## begin RECORDED INFORMATION

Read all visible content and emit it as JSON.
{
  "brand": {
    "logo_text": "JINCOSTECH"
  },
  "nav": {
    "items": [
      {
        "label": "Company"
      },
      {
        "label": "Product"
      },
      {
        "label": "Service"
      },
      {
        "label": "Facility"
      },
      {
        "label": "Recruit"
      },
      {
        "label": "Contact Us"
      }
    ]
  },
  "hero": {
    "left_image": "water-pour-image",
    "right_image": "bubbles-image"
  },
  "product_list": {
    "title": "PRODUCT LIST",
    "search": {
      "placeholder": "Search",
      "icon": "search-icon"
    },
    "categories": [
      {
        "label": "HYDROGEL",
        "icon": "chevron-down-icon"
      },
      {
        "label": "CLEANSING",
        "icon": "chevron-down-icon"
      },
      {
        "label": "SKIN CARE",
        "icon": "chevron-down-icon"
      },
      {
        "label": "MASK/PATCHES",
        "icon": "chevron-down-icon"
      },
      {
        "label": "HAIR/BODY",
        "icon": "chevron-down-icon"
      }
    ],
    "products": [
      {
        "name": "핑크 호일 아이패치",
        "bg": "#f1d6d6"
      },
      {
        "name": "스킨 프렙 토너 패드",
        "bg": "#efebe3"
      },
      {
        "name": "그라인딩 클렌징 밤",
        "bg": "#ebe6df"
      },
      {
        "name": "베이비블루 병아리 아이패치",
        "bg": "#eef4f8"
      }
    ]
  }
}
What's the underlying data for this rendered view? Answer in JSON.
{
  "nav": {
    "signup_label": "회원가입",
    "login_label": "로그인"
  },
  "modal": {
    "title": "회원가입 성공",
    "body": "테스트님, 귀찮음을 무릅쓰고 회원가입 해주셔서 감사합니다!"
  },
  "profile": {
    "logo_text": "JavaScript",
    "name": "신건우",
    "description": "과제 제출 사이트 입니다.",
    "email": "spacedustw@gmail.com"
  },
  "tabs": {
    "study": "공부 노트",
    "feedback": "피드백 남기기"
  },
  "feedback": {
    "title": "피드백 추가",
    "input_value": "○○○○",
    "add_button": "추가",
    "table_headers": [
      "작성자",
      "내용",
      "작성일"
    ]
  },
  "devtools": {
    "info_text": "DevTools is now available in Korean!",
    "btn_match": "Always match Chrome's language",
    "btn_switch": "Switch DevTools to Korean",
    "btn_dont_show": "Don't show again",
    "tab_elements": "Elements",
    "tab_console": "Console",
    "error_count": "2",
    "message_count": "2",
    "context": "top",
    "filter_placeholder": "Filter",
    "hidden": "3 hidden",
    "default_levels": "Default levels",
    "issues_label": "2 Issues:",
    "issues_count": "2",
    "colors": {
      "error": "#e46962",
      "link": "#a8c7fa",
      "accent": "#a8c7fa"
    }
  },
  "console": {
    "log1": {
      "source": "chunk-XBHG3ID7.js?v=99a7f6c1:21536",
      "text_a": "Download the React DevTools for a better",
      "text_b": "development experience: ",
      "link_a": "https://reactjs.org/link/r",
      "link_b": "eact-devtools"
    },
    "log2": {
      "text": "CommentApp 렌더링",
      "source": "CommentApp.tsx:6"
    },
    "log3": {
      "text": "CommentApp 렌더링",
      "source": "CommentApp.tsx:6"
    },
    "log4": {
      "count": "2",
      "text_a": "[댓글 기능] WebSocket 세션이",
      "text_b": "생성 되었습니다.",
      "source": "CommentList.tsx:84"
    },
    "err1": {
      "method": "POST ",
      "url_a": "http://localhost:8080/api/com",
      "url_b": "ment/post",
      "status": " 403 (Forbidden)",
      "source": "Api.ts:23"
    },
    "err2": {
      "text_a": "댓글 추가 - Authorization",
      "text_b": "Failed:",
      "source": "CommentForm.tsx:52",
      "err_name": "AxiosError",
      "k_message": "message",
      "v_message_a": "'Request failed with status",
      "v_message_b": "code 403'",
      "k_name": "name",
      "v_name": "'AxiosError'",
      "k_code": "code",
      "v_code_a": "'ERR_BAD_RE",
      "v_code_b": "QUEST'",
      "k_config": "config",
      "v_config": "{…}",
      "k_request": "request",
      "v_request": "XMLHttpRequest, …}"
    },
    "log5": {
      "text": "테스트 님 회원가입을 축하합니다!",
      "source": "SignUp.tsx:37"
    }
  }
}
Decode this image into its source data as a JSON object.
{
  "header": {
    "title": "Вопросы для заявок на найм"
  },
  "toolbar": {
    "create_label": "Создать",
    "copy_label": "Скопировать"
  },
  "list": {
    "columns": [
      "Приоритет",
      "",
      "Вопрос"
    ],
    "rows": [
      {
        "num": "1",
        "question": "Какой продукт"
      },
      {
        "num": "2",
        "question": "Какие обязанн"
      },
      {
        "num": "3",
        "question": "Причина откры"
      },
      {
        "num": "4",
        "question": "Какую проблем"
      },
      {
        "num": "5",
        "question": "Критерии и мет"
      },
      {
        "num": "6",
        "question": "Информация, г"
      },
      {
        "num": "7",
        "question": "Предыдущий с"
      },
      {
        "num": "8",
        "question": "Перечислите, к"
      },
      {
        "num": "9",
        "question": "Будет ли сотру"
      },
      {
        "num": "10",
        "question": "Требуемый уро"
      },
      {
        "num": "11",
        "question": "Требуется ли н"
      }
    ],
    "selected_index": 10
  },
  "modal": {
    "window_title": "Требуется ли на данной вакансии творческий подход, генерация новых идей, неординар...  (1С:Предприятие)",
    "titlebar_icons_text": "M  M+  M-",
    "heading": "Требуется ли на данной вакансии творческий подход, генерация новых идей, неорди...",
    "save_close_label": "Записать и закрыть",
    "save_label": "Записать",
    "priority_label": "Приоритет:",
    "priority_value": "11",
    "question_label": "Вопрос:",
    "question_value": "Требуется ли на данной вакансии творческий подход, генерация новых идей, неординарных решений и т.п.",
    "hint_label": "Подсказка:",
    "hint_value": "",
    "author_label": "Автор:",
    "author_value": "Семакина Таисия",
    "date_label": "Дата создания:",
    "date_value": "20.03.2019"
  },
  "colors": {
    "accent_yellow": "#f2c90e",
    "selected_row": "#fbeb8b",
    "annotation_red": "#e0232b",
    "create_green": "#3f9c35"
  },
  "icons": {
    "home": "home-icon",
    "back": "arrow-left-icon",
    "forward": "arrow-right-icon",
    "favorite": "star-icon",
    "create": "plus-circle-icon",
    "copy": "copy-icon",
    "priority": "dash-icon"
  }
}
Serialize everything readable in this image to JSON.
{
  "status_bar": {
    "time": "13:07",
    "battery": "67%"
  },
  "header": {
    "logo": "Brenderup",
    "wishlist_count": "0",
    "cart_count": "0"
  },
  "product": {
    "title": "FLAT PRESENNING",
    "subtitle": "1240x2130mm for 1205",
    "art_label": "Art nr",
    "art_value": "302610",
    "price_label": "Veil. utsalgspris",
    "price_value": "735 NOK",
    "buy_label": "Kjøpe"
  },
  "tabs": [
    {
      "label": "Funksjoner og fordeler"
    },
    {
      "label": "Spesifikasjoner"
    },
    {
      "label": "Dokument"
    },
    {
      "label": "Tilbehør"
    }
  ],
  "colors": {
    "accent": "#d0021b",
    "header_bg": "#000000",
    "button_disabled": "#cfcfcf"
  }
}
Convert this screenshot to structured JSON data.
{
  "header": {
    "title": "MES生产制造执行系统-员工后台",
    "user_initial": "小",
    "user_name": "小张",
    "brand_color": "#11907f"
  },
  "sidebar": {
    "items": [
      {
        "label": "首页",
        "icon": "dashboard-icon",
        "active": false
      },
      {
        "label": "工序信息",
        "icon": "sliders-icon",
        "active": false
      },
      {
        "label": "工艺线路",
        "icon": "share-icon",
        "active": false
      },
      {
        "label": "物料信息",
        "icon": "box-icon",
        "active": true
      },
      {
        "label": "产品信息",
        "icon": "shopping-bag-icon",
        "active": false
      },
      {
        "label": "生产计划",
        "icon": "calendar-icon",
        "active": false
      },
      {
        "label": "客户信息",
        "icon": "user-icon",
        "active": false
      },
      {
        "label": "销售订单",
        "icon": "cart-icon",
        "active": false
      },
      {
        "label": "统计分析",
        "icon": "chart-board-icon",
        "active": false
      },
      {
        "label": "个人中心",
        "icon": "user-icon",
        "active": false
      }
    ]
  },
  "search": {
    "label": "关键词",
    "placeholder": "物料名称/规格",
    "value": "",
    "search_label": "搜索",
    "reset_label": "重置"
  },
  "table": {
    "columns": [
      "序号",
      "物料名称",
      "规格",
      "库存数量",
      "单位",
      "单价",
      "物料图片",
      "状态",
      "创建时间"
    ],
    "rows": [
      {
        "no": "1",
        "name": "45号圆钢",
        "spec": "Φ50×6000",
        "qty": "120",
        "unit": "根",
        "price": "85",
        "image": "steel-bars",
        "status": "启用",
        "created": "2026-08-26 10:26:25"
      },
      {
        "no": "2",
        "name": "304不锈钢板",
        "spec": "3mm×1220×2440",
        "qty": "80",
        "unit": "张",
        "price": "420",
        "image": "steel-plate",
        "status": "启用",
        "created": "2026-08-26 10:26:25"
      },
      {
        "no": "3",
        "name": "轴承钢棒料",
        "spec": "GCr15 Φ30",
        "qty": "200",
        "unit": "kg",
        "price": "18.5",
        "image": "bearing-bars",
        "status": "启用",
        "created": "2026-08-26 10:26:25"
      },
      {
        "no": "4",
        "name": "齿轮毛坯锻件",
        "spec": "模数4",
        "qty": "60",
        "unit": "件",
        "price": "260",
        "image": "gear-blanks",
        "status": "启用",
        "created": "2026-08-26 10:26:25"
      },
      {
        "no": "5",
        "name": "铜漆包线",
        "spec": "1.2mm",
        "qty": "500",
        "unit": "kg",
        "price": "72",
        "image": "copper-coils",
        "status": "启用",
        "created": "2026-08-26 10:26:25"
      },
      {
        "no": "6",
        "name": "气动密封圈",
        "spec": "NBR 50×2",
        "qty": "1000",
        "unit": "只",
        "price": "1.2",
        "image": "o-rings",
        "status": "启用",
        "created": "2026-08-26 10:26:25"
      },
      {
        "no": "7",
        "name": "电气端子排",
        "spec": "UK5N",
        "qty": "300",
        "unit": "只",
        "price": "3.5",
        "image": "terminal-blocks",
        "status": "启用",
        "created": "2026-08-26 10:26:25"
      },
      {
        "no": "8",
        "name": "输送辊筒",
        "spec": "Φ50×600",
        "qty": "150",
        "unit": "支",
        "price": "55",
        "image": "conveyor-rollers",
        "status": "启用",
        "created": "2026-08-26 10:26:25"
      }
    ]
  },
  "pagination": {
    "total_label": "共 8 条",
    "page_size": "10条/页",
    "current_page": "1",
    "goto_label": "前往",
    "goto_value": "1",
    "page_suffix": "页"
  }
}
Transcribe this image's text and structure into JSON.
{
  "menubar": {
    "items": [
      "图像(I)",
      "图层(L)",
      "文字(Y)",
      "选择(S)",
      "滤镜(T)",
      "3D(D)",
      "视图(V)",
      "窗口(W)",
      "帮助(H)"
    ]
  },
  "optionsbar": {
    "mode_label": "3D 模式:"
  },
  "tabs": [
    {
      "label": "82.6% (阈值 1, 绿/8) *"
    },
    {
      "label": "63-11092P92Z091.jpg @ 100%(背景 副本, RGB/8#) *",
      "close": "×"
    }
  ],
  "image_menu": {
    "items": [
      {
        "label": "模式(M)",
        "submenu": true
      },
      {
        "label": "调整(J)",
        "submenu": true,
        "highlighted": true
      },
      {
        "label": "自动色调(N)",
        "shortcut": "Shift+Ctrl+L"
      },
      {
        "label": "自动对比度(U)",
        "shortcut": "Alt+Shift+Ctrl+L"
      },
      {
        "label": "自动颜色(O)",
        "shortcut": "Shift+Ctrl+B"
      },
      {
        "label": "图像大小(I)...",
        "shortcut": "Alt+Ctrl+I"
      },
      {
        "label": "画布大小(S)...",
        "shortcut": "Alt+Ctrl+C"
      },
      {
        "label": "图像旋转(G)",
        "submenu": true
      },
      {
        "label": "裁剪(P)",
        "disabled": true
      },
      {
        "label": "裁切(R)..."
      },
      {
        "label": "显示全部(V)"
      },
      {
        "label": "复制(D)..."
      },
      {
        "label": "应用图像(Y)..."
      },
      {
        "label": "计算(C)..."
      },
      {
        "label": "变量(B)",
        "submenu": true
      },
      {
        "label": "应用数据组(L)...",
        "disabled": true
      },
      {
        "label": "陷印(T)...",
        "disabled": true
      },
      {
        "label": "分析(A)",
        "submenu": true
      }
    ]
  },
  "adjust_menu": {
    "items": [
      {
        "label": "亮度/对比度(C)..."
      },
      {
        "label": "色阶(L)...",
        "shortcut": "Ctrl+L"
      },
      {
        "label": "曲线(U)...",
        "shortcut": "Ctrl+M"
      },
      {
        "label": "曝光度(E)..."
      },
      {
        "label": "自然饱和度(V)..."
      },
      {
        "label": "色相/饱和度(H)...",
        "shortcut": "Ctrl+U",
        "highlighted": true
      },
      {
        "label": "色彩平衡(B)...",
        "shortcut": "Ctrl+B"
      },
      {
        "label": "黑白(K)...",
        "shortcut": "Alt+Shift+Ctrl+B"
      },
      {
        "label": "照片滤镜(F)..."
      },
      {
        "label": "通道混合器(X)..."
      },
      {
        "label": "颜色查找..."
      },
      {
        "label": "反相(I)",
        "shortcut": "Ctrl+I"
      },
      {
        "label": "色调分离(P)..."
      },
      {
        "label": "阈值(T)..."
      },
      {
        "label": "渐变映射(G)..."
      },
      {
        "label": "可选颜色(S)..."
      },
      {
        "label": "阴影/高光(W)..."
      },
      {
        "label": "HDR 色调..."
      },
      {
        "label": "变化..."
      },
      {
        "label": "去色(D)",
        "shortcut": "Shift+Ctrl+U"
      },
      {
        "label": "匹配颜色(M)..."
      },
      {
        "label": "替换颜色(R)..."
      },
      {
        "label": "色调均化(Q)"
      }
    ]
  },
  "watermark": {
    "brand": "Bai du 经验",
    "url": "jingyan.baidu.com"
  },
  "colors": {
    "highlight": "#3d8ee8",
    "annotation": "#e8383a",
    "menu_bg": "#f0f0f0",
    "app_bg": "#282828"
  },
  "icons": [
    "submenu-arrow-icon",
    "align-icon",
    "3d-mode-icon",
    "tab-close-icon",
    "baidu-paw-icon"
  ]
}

## end RECORDED INFORMATION

THE REQUEST ▸ Check each line of the entries for the string "JSON". Copy the lines that have it.

THE COMPLETED TASK ▸
Read all visible content and emit it as JSON.
What's the underlying data for this rendered view? Answer in JSON.
Decode this image into its source data as a JSON object.
Serialize everything readable in this image to JSON.
Convert this screenshot to structured JSON data.
Transcribe this image's text and structure into JSON.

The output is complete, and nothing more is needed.